*** Selected text ***

Abstract. 1. Immatures of the invasive container mosquito Aedes albopictus occur in water-holding tanks and axils of ornamental bromeliads in Florida, where this species established and became abundant in the late 1980s and early 1990s.
2. The numbers of A. albopictus in bromeliads in gardens vary geographically in Florida, being significantly higher in northern sites where two species of Wyeomyia mosquitoes, native specialists of this microhabitat, are absent.
3. Causes of the negative relationship between abundances of A. albopictus and Wyeomyia spp. were investigated experimentally using Billbergia pyramidalis, an introduced bromeliad popular in Florida gardens.
4. Egg laying by A. albopictus in B. pyramidalis confined in a large outdoor cage was unaffected by the presence or absence of Wyeomyia spp. fourth instars, indicating that immatures of the native bromeliad mosquito species do not deter oviposition by the invasive species in this microhabitat.
5. Growth and survivorship of A. albopictus first instars in tanks of B. pyramidalis were negatively affected by the presence of fourth instar, but not first instar, Wyeomyia spp. larvae at natural densities. Stimulative effects of leaf litter on A. albopictus growth and survivorship in this microhabitat were independent of the presence or absence of Wyeomyia spp. immatures.
6. These results demonstrate that interspecific larval interactions regulate the production and explain the geographic patterns in abundance of A. albopictus from ornamental bromeliads in Florida.

***

* Work request A *
Answer these questions from the abstract, one answer per line, marked to match:
(i) When did Aedes albopictus establish and become abundant in Florida?
(ii) Which introduced bromeliad was used to investigate the relationship experimentally?
(iii) Wyeomyia larvae at which stage negatively affected the growth and survivorship of A. albopictus first instars?
* Work request B *
Quote everything in the abstract from "5. Growth and" down to "Wyeomyia spp. immatures.".

*** Records supplied ***

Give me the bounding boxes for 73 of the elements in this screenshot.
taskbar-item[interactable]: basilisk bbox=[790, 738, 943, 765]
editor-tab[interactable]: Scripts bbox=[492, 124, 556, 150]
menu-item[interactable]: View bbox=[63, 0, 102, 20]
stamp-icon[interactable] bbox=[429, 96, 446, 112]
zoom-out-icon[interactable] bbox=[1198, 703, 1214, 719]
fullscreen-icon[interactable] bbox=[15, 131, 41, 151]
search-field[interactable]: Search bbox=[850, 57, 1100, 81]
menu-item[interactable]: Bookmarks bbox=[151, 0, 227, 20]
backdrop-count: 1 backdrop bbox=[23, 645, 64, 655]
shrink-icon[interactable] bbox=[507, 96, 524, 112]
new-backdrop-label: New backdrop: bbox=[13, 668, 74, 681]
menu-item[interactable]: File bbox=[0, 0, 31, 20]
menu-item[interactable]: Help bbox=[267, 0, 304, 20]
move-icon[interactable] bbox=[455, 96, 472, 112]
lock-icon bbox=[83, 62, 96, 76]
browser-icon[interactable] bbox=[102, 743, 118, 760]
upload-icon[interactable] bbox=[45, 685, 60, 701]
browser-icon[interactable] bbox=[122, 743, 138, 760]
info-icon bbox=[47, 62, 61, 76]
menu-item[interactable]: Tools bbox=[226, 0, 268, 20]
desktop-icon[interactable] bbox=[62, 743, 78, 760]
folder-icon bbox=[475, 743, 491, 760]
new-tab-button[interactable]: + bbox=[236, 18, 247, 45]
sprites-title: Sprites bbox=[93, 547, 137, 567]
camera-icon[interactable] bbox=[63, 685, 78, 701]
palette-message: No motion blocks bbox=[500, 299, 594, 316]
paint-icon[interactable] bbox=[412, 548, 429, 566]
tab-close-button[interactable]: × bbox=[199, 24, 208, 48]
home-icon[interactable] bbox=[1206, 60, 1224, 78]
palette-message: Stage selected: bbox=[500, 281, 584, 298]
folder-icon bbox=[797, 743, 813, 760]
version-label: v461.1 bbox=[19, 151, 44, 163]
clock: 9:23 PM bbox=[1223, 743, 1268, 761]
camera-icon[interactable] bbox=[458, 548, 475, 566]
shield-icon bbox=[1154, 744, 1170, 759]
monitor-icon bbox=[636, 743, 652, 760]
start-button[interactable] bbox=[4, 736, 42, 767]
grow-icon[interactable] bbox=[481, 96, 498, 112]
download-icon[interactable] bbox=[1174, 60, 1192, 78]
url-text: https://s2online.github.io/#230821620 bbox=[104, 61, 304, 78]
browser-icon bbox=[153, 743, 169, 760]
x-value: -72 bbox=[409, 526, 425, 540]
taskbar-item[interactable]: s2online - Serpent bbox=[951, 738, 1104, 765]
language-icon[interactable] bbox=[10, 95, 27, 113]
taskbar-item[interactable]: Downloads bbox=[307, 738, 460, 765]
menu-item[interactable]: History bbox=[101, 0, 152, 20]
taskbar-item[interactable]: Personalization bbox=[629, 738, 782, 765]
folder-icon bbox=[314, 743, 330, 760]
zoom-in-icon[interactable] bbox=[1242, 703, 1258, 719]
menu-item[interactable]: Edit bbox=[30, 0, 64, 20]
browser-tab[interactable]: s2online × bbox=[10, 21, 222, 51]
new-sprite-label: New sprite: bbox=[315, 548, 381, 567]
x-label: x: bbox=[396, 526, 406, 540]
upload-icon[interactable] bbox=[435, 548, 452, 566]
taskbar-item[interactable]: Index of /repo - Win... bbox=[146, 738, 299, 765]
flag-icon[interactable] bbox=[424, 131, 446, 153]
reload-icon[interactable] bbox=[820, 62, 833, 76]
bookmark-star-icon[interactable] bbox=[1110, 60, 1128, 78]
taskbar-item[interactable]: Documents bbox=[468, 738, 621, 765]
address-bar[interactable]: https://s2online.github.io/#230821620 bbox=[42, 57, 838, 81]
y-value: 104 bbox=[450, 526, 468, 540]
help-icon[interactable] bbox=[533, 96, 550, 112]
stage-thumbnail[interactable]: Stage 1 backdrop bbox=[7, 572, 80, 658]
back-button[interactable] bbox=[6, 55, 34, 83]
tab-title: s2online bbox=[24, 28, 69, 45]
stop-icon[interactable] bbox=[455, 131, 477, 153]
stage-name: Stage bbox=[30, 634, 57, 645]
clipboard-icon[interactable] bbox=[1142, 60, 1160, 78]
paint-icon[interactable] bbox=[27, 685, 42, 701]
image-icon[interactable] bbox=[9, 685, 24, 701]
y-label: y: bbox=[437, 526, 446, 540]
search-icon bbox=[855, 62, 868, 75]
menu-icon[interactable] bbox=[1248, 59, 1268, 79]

***

* Exercise response A *
(i) In the late 1980s and early 1990s.
(ii) Billbergia pyramidalis.
(iii) Fourth instar.

* Exercise response B *
5. Growth and survivorship of A. albopictus first instars in tanks of B. pyramidalis were negatively affected by the presence of fourth instar, but not first instar, Wyeomyia spp. larvae at natural densities. Stimulative effects of leaf litter on A. albopictus growth and survivorship in this microhabitat were independent of the presence or absence of Wyeomyia spp. immatures.